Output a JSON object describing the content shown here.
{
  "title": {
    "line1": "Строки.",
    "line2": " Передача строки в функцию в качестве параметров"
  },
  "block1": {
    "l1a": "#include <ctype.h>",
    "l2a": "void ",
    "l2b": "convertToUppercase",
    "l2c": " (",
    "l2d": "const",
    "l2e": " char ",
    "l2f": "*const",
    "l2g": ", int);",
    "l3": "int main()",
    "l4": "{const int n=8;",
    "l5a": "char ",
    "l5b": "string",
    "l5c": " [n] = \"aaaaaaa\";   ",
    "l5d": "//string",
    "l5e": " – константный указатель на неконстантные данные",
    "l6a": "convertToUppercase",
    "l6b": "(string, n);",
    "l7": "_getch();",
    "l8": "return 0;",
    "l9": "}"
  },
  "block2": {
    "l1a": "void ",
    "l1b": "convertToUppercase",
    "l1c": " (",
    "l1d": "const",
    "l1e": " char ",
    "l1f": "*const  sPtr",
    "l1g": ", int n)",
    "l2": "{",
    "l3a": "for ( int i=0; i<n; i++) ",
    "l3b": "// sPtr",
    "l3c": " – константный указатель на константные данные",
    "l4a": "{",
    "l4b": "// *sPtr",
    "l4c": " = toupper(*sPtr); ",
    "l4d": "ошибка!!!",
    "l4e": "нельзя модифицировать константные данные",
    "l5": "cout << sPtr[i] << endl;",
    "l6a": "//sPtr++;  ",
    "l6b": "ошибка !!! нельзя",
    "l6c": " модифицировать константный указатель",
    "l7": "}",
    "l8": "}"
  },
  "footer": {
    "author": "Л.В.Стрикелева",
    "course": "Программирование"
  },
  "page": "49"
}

• • • • •

**Problem requirements**. Set down every record above exactly as given.

**Solution to this exercise**.
Output a JSON object describing the content shown here.
{
  "title": {
    "line1": "Строки.",
    "line2": " Передача строки в функцию в качестве параметров"
  },
  "block1": {
    "l1a": "#include <ctype.h>",
    "l2a": "void ",
    "l2b": "convertToUppercase",
    "l2c": " (",
    "l2d": "const",
    "l2e": " char ",
    "l2f": "*const",
    "l2g": ", int);",
    "l3": "int main()",
    "l4": "{const int n=8;",
    "l5a": "char ",
    "l5b": "string",
    "l5c": " [n] = \"aaaaaaa\";   ",
    "l5d": "//string",
    "l5e": " – константный указатель на неконстантные данные",
    "l6a": "convertToUppercase",
    "l6b": "(string, n);",
    "l7": "_getch();",
    "l8": "return 0;",
    "l9": "}"
  },
  "block2": {
    "l1a": "void ",
    "l1b": "convertToUppercase",
    "l1c": " (",
    "l1d": "const",
    "l1e": " char ",
    "l1f": "*const  sPtr",
    "l1g": ", int n)",
    "l2": "{",
    "l3a": "for ( int i=0; i<n; i++) ",
    "l3b": "// sPtr",
    "l3c": " – константный указатель на константные данные",
    "l4a": "{",
    "l4b": "// *sPtr",
    "l4c": " = toupper(*sPtr); ",
    "l4d": "ошибка!!!",
    "l4e": "нельзя модифицировать константные данные",
    "l5": "cout << sPtr[i] << endl;",
    "l6a": "//sPtr++;  ",
    "l6b": "ошибка !!! нельзя",
    "l6c": " модифицировать константный указатель",
    "l7": "}",
    "l8": "}"
  },
  "footer": {
    "author": "Л.В.Стрикелева",
    "course": "Программирование"
  },
  "page": "49"
}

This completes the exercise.